BEGIN

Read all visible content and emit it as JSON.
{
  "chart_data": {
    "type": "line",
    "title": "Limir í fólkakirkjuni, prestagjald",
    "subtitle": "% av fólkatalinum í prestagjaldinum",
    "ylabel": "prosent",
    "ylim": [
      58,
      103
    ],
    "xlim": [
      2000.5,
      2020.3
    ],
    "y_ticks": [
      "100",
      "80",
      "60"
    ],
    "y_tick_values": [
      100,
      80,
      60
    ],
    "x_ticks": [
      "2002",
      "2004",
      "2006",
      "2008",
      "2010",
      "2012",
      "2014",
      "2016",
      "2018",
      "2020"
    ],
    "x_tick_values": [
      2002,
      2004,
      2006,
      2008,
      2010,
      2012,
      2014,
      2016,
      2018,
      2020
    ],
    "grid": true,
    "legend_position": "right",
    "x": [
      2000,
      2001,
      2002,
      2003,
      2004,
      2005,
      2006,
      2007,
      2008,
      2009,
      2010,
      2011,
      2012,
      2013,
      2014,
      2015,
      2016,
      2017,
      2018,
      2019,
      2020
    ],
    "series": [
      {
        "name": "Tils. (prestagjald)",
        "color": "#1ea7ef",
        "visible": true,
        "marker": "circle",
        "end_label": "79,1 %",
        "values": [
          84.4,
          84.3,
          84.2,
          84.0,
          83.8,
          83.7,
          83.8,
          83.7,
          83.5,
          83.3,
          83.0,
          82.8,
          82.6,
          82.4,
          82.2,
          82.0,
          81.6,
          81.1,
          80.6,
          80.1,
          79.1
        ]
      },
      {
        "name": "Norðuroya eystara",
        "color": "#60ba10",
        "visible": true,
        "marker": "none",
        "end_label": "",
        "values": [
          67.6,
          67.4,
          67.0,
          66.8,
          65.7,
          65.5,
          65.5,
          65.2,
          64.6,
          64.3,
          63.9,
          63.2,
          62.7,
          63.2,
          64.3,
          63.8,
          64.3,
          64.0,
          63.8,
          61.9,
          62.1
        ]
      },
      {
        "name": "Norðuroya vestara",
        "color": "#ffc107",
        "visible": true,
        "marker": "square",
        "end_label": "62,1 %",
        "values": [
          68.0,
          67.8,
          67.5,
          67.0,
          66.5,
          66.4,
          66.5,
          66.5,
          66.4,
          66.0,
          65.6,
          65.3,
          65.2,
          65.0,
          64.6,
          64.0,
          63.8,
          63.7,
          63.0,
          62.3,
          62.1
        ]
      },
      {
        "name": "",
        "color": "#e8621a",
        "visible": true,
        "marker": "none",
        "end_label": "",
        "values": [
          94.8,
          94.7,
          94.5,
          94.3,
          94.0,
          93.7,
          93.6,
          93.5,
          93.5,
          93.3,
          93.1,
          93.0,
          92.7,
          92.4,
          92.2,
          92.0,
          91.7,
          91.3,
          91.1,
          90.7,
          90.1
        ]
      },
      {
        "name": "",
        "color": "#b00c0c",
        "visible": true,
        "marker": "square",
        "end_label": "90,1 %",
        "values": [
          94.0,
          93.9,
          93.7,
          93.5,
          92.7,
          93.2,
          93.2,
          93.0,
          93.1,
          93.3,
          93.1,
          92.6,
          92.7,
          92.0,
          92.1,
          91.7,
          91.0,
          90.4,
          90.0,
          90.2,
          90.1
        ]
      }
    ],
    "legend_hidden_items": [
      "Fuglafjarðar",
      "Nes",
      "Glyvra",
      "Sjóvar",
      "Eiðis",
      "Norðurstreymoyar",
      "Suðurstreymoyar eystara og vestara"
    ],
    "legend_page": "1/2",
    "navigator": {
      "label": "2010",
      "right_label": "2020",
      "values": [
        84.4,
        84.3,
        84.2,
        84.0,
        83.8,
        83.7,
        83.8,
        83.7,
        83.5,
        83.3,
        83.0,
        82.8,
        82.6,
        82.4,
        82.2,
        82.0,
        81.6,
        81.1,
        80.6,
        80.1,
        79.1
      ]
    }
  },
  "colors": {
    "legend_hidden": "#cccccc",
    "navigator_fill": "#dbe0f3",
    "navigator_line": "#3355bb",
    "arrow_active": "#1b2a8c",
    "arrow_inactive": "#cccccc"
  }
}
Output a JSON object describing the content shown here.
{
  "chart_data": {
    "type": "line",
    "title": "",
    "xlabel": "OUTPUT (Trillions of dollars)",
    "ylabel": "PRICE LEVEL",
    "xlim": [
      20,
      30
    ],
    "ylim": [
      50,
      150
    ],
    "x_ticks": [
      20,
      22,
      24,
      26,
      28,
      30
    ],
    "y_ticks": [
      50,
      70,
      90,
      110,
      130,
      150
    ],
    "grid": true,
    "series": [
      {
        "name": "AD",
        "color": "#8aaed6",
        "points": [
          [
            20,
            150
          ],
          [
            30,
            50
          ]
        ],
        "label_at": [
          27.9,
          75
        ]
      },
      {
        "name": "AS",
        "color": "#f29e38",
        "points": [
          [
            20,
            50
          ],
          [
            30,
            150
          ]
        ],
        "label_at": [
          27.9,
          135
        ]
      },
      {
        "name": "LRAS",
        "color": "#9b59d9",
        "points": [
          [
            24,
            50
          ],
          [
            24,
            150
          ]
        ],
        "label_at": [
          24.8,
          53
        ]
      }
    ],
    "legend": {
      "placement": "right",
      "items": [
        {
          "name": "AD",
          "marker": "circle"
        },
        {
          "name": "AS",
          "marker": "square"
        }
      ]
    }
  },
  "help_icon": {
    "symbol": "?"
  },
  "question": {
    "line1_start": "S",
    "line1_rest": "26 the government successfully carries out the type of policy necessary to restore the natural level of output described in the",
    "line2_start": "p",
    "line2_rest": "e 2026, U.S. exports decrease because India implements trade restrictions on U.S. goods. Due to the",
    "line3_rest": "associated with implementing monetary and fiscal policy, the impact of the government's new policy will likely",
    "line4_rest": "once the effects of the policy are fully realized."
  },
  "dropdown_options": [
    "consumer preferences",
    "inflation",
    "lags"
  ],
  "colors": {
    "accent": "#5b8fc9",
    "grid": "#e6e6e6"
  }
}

END

What this task involves: Tally up the lines in the records containing the word "policy", then give the count and nothing else.

Completed task: 3